Stored entries:

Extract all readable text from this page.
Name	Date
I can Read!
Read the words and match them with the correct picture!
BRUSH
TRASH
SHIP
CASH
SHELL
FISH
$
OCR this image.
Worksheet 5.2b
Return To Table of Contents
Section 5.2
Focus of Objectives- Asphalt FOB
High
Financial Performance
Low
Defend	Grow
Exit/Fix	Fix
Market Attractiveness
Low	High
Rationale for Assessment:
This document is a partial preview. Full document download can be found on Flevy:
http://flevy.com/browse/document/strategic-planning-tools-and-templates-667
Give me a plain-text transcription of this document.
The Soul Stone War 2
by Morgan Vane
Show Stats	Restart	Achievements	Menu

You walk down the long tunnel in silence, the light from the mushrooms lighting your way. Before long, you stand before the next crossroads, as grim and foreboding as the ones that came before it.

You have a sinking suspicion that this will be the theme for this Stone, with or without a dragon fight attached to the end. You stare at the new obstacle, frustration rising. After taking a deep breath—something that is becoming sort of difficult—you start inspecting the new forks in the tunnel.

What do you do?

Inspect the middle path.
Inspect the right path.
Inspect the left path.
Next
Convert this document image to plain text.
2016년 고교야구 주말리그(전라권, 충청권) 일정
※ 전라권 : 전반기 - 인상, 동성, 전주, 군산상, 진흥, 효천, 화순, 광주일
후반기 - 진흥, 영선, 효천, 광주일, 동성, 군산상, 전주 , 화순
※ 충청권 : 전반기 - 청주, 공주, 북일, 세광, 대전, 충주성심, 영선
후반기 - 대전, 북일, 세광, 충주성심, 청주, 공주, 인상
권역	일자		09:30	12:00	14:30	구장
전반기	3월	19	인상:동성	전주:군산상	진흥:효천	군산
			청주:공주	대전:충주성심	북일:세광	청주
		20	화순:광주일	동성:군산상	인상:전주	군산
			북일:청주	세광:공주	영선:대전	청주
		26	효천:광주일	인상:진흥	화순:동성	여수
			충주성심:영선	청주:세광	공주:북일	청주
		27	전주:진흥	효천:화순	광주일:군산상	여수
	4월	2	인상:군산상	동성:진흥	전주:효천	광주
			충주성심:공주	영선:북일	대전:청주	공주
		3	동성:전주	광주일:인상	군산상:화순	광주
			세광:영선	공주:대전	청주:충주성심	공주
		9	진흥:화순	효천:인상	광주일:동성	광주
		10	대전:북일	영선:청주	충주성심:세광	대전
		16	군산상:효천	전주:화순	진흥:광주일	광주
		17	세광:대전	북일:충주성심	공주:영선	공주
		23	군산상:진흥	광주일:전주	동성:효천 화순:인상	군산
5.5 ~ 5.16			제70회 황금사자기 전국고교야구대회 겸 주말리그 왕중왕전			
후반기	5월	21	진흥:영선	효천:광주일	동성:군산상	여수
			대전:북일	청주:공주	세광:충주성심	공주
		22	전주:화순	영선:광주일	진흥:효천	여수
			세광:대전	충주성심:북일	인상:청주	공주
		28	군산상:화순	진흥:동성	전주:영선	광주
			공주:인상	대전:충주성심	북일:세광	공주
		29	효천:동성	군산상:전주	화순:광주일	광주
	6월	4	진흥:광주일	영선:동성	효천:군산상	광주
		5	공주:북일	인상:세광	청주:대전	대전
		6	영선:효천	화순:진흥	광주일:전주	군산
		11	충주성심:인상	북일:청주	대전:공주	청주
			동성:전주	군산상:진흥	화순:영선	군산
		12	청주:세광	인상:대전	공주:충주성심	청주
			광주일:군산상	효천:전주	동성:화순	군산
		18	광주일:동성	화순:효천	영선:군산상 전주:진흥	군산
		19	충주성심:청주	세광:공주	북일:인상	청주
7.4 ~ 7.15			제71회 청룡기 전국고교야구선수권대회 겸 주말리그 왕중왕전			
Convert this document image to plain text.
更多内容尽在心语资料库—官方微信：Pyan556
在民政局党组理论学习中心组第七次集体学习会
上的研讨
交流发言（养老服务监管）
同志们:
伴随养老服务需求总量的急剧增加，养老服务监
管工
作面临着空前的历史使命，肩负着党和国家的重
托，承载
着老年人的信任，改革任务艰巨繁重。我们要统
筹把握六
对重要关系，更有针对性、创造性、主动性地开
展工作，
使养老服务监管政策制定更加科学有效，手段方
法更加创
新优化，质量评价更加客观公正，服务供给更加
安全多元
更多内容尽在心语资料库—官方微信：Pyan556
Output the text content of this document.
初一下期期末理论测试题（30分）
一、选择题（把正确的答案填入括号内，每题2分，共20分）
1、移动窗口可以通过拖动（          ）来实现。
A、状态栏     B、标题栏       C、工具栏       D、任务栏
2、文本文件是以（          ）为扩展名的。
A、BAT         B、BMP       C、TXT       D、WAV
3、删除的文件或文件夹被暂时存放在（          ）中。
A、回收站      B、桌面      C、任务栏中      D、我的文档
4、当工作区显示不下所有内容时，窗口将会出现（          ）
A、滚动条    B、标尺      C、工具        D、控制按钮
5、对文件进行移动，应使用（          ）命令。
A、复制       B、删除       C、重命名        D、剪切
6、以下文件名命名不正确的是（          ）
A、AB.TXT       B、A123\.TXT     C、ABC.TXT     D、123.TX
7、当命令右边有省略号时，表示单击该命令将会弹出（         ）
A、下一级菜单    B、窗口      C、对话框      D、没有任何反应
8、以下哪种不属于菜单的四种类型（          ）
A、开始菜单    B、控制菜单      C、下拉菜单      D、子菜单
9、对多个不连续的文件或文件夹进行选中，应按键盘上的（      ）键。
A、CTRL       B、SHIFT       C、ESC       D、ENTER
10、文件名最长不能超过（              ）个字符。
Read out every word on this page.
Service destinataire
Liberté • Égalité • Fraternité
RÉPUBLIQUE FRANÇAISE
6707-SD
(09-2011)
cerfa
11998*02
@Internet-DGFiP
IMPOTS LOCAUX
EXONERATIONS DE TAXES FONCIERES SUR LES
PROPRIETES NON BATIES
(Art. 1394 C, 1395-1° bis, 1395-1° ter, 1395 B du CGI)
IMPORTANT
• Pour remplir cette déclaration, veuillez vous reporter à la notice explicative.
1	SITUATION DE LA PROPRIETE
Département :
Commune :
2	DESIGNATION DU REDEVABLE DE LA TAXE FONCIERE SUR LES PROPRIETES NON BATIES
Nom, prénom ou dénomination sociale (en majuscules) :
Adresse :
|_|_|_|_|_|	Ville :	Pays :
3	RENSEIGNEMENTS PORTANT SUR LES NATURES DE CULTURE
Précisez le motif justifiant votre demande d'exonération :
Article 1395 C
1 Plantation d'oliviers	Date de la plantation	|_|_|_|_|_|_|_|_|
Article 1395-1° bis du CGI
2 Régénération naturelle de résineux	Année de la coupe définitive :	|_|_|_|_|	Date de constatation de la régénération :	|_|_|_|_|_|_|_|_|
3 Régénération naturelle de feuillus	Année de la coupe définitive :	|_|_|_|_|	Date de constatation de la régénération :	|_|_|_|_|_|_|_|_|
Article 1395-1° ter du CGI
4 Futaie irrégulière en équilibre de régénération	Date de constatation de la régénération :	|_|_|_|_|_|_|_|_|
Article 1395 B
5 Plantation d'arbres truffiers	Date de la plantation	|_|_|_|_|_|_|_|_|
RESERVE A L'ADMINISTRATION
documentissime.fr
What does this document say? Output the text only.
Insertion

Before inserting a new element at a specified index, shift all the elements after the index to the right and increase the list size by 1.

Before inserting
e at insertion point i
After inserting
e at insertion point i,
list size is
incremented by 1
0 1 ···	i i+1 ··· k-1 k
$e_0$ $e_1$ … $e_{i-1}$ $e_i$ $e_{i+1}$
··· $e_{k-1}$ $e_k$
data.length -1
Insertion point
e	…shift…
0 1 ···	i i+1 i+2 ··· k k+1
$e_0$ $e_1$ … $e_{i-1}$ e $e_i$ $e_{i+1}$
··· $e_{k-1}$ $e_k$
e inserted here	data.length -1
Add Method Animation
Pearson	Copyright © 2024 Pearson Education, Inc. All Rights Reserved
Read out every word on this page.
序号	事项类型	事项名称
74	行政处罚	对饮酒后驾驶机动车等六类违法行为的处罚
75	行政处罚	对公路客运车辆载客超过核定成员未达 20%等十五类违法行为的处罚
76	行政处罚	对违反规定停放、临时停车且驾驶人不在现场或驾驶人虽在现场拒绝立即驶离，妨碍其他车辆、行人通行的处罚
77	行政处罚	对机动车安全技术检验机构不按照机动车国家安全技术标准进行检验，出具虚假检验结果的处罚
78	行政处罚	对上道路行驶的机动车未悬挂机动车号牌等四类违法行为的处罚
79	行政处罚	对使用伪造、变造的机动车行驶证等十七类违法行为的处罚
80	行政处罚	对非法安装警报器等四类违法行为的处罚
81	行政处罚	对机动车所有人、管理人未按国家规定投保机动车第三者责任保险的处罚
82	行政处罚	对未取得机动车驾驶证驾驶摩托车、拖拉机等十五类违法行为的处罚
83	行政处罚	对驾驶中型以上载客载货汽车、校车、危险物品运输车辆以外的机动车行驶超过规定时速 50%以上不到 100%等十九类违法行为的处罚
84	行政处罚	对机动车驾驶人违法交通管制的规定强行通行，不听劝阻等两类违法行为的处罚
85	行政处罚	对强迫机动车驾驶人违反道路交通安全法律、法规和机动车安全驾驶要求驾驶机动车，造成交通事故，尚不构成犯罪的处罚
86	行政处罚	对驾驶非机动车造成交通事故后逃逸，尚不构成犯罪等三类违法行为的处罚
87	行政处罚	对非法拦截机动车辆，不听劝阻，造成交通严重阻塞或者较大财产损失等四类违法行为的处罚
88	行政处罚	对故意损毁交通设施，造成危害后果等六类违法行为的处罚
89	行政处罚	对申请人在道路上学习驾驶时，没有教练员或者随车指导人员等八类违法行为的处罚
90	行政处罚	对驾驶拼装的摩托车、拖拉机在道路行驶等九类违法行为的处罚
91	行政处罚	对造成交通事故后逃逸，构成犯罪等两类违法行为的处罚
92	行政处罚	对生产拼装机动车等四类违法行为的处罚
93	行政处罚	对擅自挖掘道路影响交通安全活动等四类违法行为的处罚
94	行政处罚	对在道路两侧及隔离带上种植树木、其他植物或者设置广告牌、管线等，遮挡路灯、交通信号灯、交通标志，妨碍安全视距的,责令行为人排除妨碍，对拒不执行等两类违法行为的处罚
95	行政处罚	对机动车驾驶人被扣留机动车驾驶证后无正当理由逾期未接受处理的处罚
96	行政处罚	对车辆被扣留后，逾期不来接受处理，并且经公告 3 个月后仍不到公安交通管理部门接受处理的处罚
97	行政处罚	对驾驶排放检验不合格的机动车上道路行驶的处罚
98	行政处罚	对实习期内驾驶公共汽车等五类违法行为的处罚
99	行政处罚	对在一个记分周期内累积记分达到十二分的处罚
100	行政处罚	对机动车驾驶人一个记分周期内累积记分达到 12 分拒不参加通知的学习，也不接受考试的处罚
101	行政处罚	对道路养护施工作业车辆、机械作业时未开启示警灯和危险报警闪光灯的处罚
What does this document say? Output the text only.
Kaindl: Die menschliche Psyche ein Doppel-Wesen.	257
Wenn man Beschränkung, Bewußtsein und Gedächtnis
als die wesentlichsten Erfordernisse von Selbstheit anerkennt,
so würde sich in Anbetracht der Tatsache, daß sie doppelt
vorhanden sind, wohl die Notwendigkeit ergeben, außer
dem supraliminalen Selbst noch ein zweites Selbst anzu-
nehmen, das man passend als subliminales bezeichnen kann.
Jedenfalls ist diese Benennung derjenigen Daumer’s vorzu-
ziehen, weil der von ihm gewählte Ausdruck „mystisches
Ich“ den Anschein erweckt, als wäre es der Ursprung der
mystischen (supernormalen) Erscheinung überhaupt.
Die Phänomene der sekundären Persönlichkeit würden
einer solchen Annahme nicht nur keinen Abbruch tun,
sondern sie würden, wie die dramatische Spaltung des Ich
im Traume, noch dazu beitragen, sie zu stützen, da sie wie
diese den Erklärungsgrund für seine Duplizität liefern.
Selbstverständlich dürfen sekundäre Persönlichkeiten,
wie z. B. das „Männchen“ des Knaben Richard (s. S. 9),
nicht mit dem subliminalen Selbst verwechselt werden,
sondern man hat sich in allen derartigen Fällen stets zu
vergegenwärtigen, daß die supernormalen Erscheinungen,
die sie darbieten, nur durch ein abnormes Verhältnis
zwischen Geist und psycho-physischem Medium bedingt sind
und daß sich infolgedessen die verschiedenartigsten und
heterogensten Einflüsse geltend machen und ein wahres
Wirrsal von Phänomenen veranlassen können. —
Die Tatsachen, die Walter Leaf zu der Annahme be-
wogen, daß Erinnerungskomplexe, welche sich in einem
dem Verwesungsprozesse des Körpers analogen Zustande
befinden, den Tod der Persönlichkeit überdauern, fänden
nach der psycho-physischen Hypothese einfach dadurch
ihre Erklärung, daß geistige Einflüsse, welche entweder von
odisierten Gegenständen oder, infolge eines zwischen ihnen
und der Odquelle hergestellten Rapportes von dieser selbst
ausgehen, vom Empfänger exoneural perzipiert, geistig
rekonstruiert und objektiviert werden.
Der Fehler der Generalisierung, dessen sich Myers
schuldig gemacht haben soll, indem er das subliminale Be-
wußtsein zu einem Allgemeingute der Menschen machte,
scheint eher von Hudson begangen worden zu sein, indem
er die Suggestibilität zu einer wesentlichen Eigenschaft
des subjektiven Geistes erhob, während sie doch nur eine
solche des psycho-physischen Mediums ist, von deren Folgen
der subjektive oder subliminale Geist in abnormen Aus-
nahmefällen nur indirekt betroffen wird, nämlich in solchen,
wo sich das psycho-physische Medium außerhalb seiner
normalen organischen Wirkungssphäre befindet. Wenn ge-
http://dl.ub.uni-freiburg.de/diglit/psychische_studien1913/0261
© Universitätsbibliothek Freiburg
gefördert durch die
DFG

GIVEN REQUEST:
Copy out every line of the listing that includes the string "Stone".

WRITTEN ANSWER:
The Soul Stone War 2
You have a sinking suspicion that this will be the theme for this Stone, with or without a dragon fight attached to the end. You stare at the new obstacle, frustration rising. After taking a deep breath—something that is becoming sort of difficult—you start inspecting the new forks in the tunnel.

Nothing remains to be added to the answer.